Short exercise —
Check each line of the listing for the word "title" and give only the number of lines that have it.

--- Begin Records for the task ---

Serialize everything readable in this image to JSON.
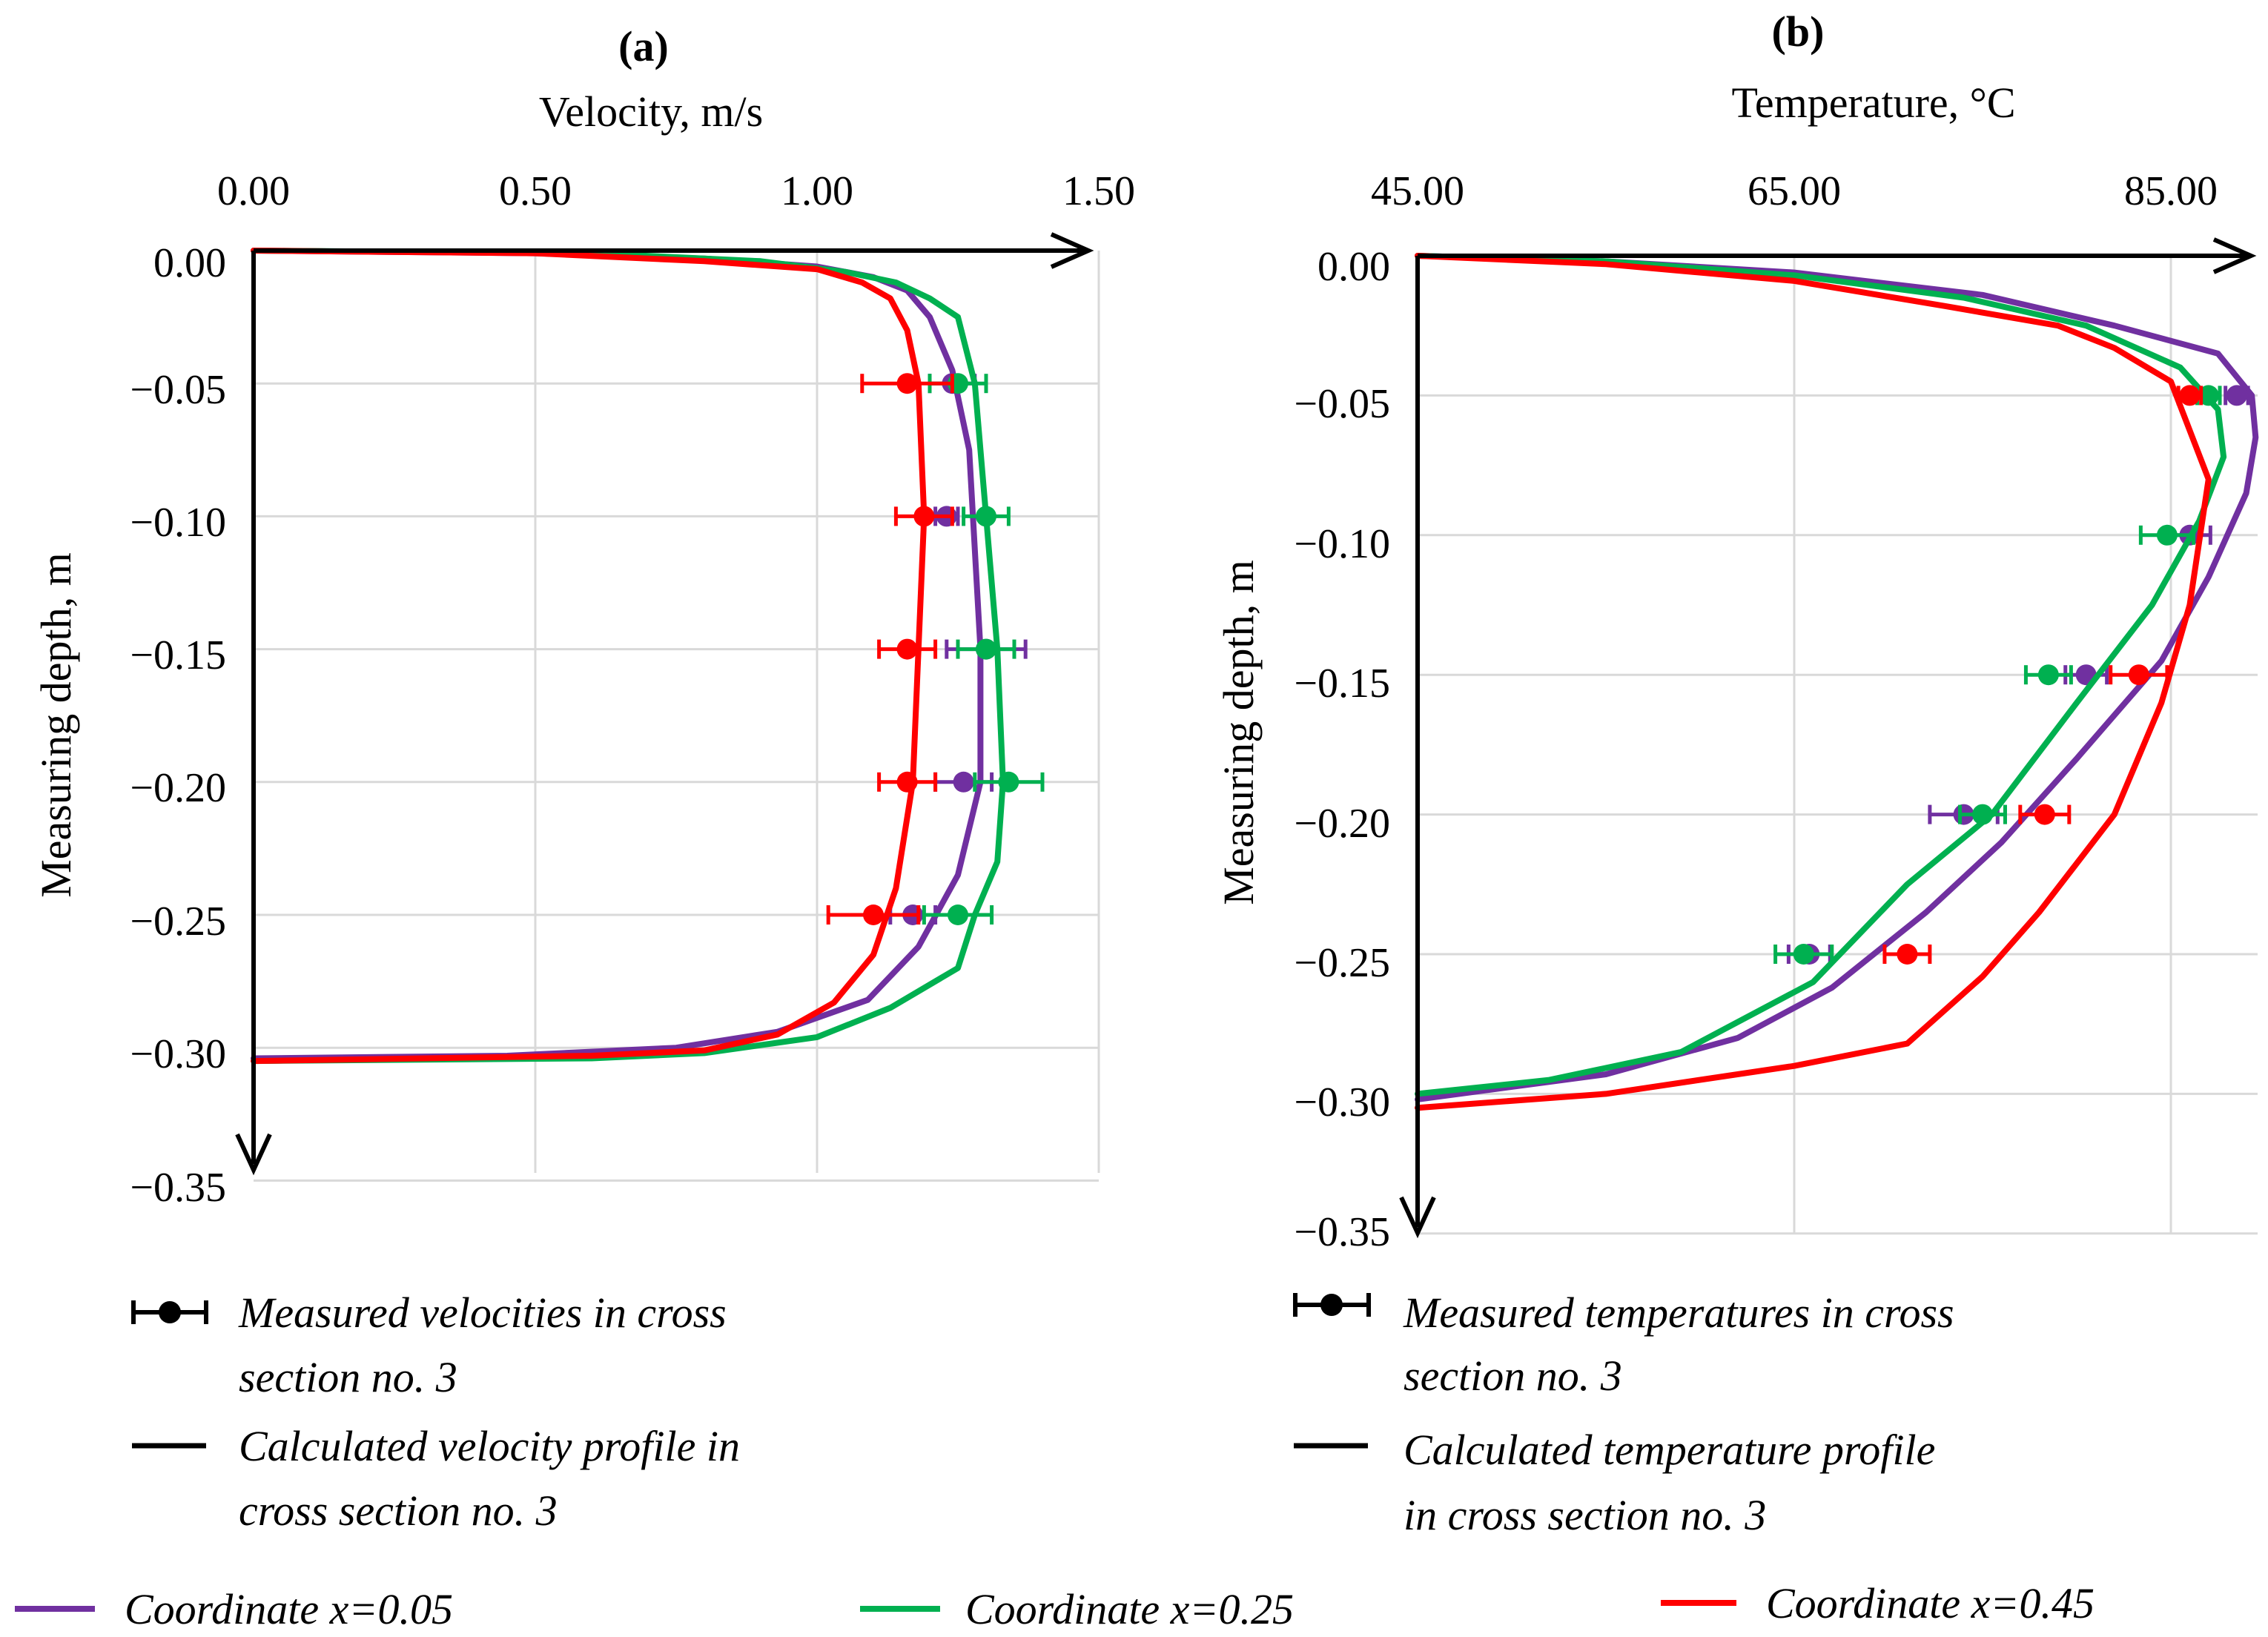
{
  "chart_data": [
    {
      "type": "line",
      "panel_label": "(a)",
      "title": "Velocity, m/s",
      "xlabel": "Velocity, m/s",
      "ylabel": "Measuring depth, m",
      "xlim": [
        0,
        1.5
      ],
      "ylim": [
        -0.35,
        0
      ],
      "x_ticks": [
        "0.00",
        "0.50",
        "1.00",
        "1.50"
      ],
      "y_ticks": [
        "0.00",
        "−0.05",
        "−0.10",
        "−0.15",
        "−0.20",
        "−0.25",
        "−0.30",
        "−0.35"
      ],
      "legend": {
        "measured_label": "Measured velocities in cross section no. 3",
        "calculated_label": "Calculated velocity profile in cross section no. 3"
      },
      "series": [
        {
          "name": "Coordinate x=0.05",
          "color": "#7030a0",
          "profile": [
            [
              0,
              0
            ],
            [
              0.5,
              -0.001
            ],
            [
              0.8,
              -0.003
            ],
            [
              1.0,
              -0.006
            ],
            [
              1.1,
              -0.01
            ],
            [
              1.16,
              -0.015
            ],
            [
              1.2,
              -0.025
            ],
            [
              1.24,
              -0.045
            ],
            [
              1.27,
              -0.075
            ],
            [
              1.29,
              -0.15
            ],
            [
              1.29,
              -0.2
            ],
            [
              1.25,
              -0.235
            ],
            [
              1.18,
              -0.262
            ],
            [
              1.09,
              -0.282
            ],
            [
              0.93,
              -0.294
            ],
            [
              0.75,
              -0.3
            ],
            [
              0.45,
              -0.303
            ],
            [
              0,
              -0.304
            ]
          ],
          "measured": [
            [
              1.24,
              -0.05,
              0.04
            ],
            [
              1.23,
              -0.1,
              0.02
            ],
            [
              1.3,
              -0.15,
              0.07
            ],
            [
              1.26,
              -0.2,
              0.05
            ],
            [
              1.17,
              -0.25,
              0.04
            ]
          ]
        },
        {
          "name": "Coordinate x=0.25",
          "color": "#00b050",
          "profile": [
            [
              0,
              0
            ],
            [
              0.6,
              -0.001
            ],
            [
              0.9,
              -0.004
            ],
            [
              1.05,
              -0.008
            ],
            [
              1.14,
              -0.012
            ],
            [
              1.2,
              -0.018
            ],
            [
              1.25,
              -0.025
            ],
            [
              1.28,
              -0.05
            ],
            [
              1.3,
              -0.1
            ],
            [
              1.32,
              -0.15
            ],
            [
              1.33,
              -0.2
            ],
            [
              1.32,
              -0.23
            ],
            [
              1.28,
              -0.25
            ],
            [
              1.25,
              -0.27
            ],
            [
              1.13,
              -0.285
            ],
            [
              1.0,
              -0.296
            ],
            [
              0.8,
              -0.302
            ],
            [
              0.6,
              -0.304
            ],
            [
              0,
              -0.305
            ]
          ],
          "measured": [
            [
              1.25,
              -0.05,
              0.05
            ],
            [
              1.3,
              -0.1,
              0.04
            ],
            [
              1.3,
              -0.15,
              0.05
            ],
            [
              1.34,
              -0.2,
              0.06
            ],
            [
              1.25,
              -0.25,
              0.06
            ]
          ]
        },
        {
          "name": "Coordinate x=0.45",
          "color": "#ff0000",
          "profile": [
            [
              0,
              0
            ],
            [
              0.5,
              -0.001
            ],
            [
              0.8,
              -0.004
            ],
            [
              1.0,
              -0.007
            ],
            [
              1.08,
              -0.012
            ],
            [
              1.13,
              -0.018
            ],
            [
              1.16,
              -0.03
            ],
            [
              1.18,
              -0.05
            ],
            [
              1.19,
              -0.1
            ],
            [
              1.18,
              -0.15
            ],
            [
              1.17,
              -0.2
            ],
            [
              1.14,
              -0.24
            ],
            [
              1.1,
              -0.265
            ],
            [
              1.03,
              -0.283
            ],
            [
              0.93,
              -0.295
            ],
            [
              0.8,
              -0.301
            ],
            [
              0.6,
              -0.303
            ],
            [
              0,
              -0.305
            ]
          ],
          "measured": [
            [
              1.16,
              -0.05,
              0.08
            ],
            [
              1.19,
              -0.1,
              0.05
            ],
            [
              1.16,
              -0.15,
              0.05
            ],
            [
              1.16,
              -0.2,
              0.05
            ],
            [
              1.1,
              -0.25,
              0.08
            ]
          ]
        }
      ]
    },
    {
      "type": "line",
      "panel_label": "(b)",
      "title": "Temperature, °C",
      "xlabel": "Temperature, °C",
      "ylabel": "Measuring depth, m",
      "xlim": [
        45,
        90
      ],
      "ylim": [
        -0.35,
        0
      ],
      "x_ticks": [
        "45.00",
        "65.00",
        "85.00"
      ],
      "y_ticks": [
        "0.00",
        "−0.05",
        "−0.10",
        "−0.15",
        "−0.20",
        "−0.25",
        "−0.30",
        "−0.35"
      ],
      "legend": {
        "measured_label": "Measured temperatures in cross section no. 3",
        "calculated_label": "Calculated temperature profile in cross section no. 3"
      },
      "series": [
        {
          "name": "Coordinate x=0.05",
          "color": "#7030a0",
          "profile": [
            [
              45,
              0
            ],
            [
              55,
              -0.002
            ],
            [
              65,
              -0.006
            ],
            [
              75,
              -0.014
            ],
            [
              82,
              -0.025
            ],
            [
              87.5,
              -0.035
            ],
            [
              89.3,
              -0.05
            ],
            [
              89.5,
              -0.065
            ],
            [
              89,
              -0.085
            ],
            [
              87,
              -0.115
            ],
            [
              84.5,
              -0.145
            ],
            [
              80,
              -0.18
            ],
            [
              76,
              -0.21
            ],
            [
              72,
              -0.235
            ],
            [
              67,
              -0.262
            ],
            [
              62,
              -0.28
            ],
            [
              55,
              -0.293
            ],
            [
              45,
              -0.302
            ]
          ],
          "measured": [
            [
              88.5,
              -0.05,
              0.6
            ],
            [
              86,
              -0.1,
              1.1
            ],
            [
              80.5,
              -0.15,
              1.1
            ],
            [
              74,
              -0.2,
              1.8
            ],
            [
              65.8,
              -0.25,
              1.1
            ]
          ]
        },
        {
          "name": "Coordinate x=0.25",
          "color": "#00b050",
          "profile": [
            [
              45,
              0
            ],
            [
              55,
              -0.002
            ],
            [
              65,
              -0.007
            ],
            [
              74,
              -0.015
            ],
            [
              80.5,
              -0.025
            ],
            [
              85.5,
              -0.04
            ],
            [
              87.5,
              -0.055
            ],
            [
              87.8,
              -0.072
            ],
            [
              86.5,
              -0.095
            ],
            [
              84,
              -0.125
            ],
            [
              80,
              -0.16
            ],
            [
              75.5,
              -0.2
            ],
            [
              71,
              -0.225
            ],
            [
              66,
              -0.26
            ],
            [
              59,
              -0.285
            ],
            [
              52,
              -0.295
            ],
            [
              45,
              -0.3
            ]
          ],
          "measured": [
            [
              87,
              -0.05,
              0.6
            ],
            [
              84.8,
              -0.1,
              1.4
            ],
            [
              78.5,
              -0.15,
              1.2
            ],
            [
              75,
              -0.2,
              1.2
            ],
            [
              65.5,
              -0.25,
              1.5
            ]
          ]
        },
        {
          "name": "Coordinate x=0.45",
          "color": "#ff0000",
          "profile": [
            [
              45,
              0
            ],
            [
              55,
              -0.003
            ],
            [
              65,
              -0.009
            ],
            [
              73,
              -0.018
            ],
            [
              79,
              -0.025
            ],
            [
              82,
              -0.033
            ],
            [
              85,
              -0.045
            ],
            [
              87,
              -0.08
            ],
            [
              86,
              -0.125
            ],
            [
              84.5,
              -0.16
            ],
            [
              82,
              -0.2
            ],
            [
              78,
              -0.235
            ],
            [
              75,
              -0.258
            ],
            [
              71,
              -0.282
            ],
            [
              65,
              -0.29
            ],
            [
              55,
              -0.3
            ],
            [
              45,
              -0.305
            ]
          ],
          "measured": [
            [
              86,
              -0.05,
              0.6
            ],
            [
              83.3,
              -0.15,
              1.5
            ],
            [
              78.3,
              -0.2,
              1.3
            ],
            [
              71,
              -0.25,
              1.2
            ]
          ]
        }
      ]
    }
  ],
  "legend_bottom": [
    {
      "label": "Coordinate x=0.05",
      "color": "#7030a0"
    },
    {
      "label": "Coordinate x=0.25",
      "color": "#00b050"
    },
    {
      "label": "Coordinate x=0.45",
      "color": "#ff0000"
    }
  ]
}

--- End Records for the task ---

The answer —
2